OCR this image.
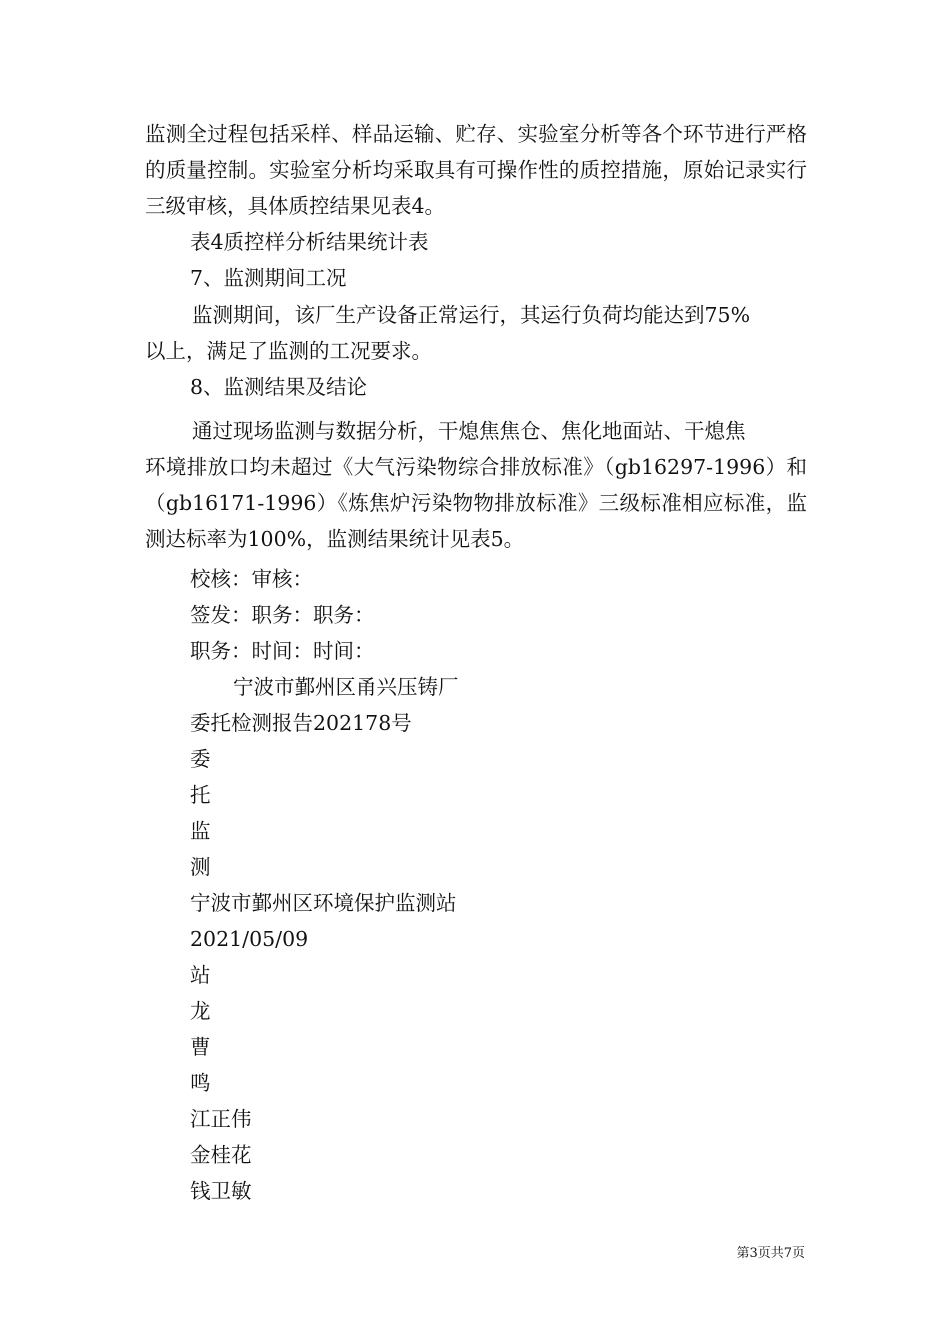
监测全过程包括采样、样品运输、贮存、实验室分析等各个环节进行严格的质量控制。实验室分析均采取具有可操作性的质控措施，原始记录实行三级审核，具体质控结果见表4。

表4质控样分析结果统计表

7、监测期间工况

监测期间，该厂生产设备正常运行，其运行负荷均能达到75%

以上，满足了监测的工况要求。

8、监测结果及结论

通过现场监测与数据分析，干熄焦焦仓、焦化地面站、干熄焦

环境排放口均未超过《大气污染物综合排放标准》（gb16297-1996）和（gb16171-1996）《炼焦炉污染物物排放标准》三级标准相应标准，监测达标率为100%，监测结果统计见表5。

校核：审核：

签发：职务：职务：

职务：时间：时间：

宁波市鄞州区甬兴压铸厂

委托检测报告202178号

委

托

监

测

宁波市鄞州区环境保护监测站

2021/05/09

站

龙

曹

鸣

江正伟

金桂花

钱卫敏

第3页共7页
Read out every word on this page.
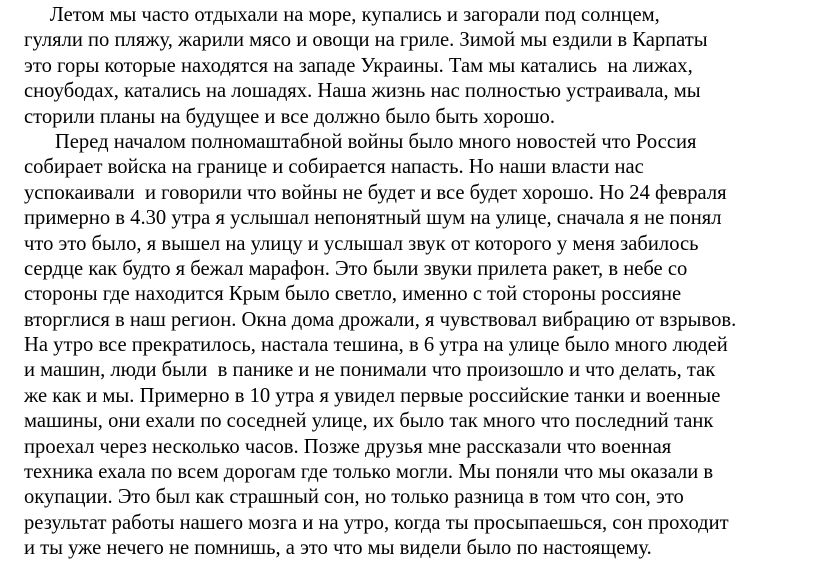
Летом мы часто отдыхали на море, купались и загорали под солнцем,
гуляли по пляжу, жарили мясо и овощи на гриле. Зимой мы ездили в Карпаты
это горы которые находятся на западе Украины. Там мы катались  на лижах,
сноубодах, катались на лошадях. Наша жизнь нас полностью устраивала, мы
сторили планы на будущее и все должно было быть хорошо.
Перед началом полномаштабной войны было много новостей что Россия
собирает войска на границе и собирается напасть. Но наши власти нас
успокаивали  и говорили что войны не будет и все будет хорошо. Но 24 февраля
примерно в 4.30 утра я услышал непонятный шум на улице, сначала я не понял
что это было, я вышел на улицу и услышал звук от которого у меня забилось
сердце как будто я бежал марафон. Это были звуки прилета ракет, в небе со
стороны где находится Крым было светло, именно с той стороны россияне
вторглися в наш регион. Окна дома дрожали, я чувствовал вибрацию от взрывов.
На утро все прекратилось, настала тешина, в 6 утра на улице было много людей
и машин, люди были  в панике и не понимали что произошло и что делать, так
же как и мы. Примерно в 10 утра я увидел первые российские танки и военные
машины, они ехали по соседней улице, их было так много что последний танк
проехал через несколько часов. Позже друзья мне рассказали что военная
техника ехала по всем дорогам где только могли. Мы поняли что мы оказали в
окупации. Это был как страшный сон, но только разница в том что сон, это
результат работы нашего мозга и на утро, когда ты просыпаешься, сон проходит
и ты уже нечего не помнишь, а это что мы видели было по настоящему.
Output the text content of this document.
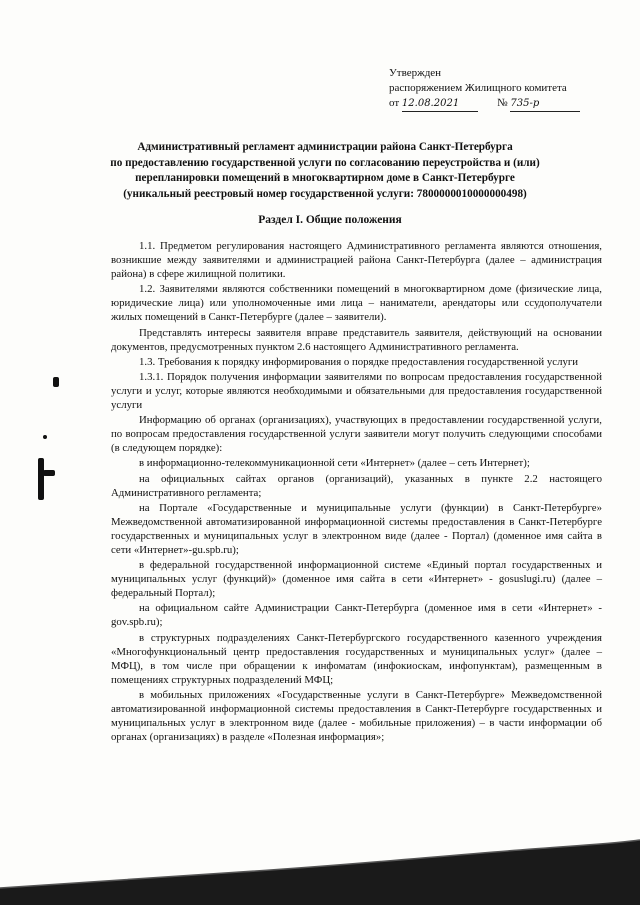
Утвержден
распоряжением Жилищного комитета
от 12.08.2021	№ 735-р
Административный регламент администрации района Санкт-Петербурга
по предоставлению государственной услуги по согласованию переустройства и (или)
перепланировки помещений в многоквартирном доме в Санкт-Петербурге
(уникальный реестровый номер государственной услуги: 7800000010000000498)
Раздел I. Общие положения

1.1. Предметом регулирования настоящего Административного регламента являются отношения, возникшие между заявителями и администрацией района Санкт-Петербурга (далее – администрация района) в сфере жилищной политики.

1.2. Заявителями являются собственники помещений в многоквартирном доме (физические лица, юридические лица) или уполномоченные ими лица – наниматели, арендаторы или ссудополучатели жилых помещений в Санкт-Петербурге (далее – заявители).

Представлять интересы заявителя вправе представитель заявителя, действующий на основании документов, предусмотренных пунктом 2.6 настоящего Административного регламента.

1.3. Требования к порядку информирования о порядке предоставления государственной услуги

1.3.1. Порядок получения информации заявителями по вопросам предоставления государственной услуги и услуг, которые являются необходимыми и обязательными для предоставления государственной услуги

Информацию об органах (организациях), участвующих в предоставлении государственной услуги, по вопросам предоставления государственной услуги заявители могут получить следующими способами (в следующем порядке):

в информационно-телекоммуникационной сети «Интернет» (далее – сеть Интернет);

на официальных сайтах органов (организаций), указанных в пункте 2.2 настоящего Административного регламента;

на Портале «Государственные и муниципальные услуги (функции) в Санкт-Петербурге» Межведомственной автоматизированной информационной системы предоставления в Санкт-Петербурге государственных и муниципальных услуг в электронном виде (далее - Портал) (доменное имя сайта в сети «Интернет»-gu.spb.ru);

в федеральной государственной информационной системе «Единый портал государственных и муниципальных услуг (функций)» (доменное имя сайта в сети «Интернет» - gosuslugi.ru) (далее – федеральный Портал);

на официальном сайте Администрации Санкт-Петербурга (доменное имя в сети «Интернет» - gov.spb.ru);

в структурных подразделениях Санкт-Петербургского государственного казенного учреждения «Многофункциональный центр предоставления государственных и муниципальных услуг» (далее – МФЦ), в том числе при обращении к инфоматам (инфокиоскам, инфопунктам), размещенным в помещениях структурных подразделений МФЦ;

в мобильных приложениях «Государственные услуги в Санкт-Петербурге» Межведомственной автоматизированной информационной системы предоставления в Санкт-Петербурге государственных и муниципальных услуг в электронном виде (далее - мобильные приложения) – в части информации об органах (организациях) в разделе «Полезная информация»;
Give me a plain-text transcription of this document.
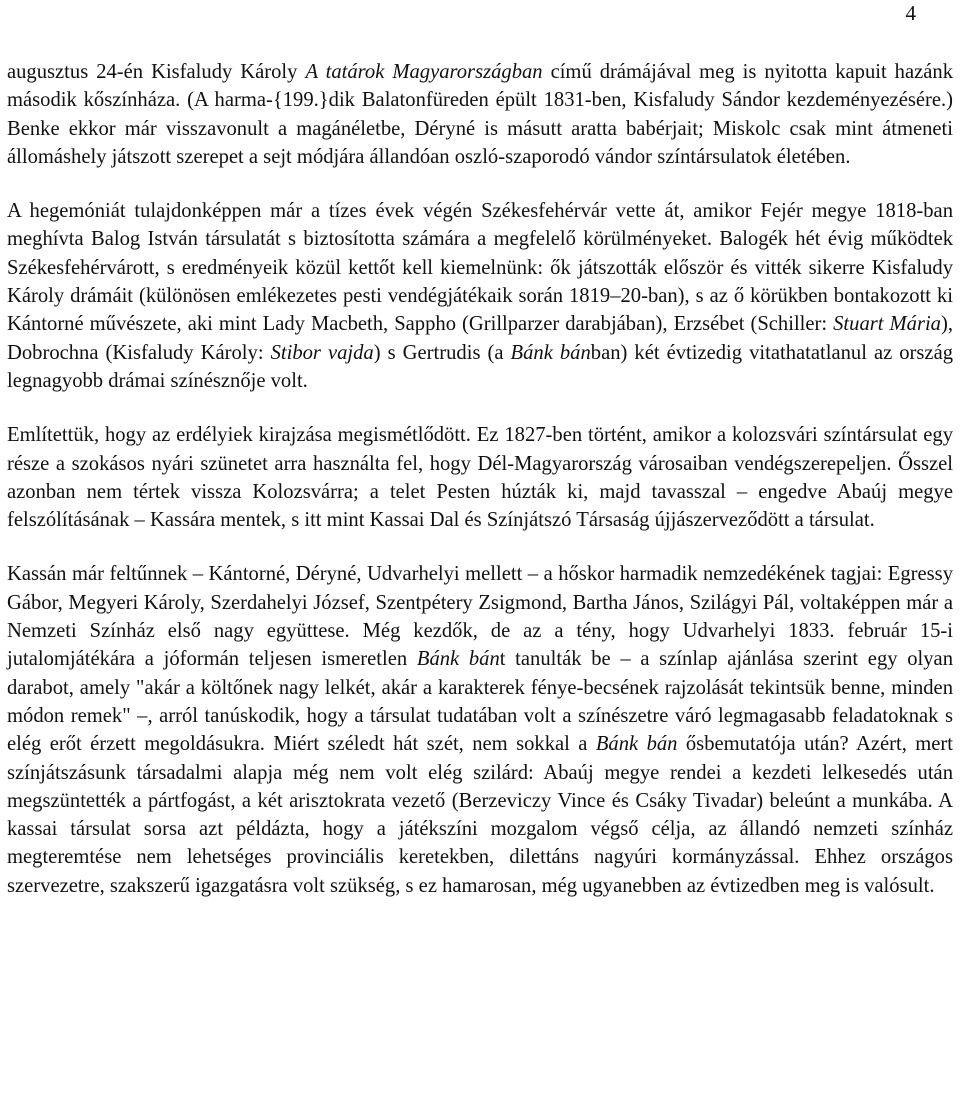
4

augusztus 24-én Kisfaludy Károly A tatárok Magyarországban című drámájával meg is nyitotta kapuit hazánk második kőszínháza. (A harma-{199.}dik Balatonfüreden épült 1831-ben, Kisfaludy Sándor kezdeményezésére.) Benke ekkor már visszavonult a magánéletbe, Déryné is másutt aratta babérjait; Miskolc csak mint átmeneti állomáshely játszott szerepet a sejt módjára állandóan oszló-szaporodó vándor színtársulatok életében.

A hegemóniát tulajdonképpen már a tízes évek végén Székesfehérvár vette át, amikor Fejér megye 1818-ban meghívta Balog István társulatát s biztosította számára a megfelelő körülményeket. Balogék hét évig működtek Székesfehérvárott, s eredményeik közül kettőt kell kiemelnünk: ők játszották először és vitték sikerre Kisfaludy Károly drámáit (különösen emlékezetes pesti vendégjátékaik során 1819–20-ban), s az ő körükben bontakozott ki Kántorné művészete, aki mint Lady Macbeth, Sappho (Grillparzer darabjában), Erzsébet (Schiller: Stuart Mária), Dobrochna (Kisfaludy Károly: Stibor vajda) s Gertrudis (a Bánk bánban) két évtizedig vitathatatlanul az ország legnagyobb drámai színésznője volt.

Említettük, hogy az erdélyiek kirajzása megismétlődött. Ez 1827-ben történt, amikor a kolozsvári színtársulat egy része a szokásos nyári szünetet arra használta fel, hogy Dél-Magyarország városaiban vendégszerepeljen. Ősszel azonban nem tértek vissza Kolozsvárra; a telet Pesten húzták ki, majd tavasszal – engedve Abaúj megye felszólításának – Kassára mentek, s itt mint Kassai Dal és Színjátszó Társaság újjászerveződött a társulat.

Kassán már feltűnnek – Kántorné, Déryné, Udvarhelyi mellett – a hőskor harmadik nemzedékének tagjai: Egressy Gábor, Megyeri Károly, Szerdahelyi József, Szentpétery Zsigmond, Bartha János, Szilágyi Pál, voltaképpen már a Nemzeti Színház első nagy együttese. Még kezdők, de az a tény, hogy Udvarhelyi 1833. február 15-i jutalomjátékára a jóformán teljesen ismeretlen Bánk bánt tanulták be – a színlap ajánlása szerint egy olyan darabot, amely "akár a költőnek nagy lelkét, akár a karakterek fénye-becsének rajzolását tekintsük benne, minden módon remek" –, arról tanúskodik, hogy a társulat tudatában volt a színészetre váró legmagasabb feladatoknak s elég erőt érzett megoldásukra. Miért széledt hát szét, nem sokkal a Bánk bán ősbemutatója után? Azért, mert színjátszásunk társadalmi alapja még nem volt elég szilárd: Abaúj megye rendei a kezdeti lelkesedés után megszüntették a pártfogást, a két arisztokrata vezető (Berzeviczy Vince és Csáky Tivadar) beleúnt a munkába. A kassai társulat sorsa azt példázta, hogy a játékszíni mozgalom végső célja, az állandó nemzeti színház megteremtése nem lehetséges provinciális keretekben, dilettáns nagyúri kormányzással. Ehhez országos szervezetre, szakszerű igazgatásra volt szükség, s ez hamarosan, még ugyanebben az évtizedben meg is valósult.
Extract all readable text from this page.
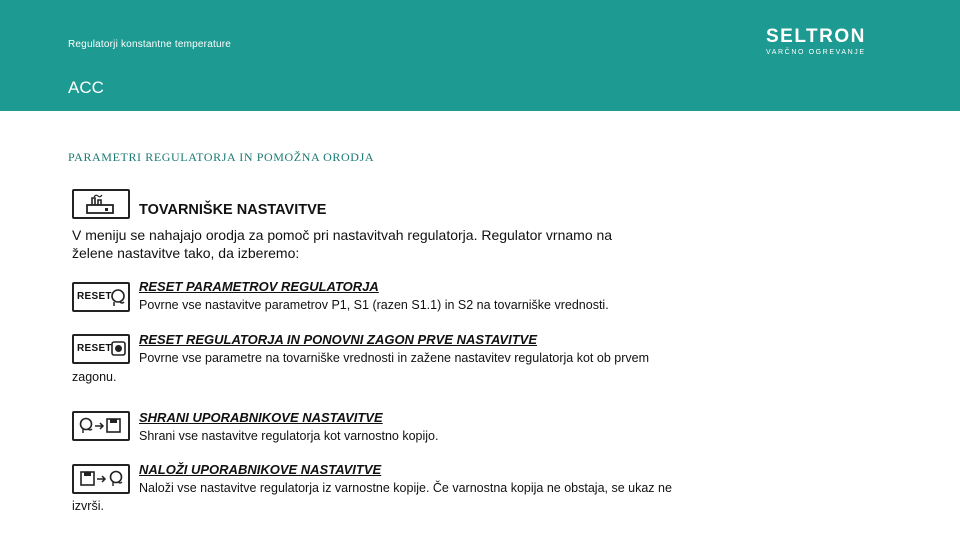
Regulatorji konstantne temperature
ACC
SELTRON
VARČNO OGREVANJE
PARAMETRI REGULATORJA IN POMOŽNA ORODJA
TOVARNIŠKE NASTAVITVE
V meniju se nahajajo orodja za pomoč pri nastavitvah regulatorja. Regulator vrnamo na
želene nastavitve tako, da izberemo:
RESET
RESET PARAMETROV REGULATORJA
Povrne vse nastavitve parametrov P1, S1 (razen S1.1) in S2 na tovarniške vrednosti.
RESET
RESET REGULATORJA IN PONOVNI ZAGON PRVE NASTAVITVE
Povrne vse parametre na tovarniške vrednosti in zažene nastavitev regulatorja kot ob prvem
zagonu.
SHRANI UPORABNIKOVE NASTAVITVE
Shrani vse nastavitve regulatorja kot varnostno kopijo.
NALOŽI UPORABNIKOVE NASTAVITVE
Naloži vse nastavitve regulatorja iz varnostne kopije. Če varnostna kopija ne obstaja, se ukaz ne
izvrši.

> [Task details]: State only the count of lines above that hold the string "Povrne".

> [Response below]: 2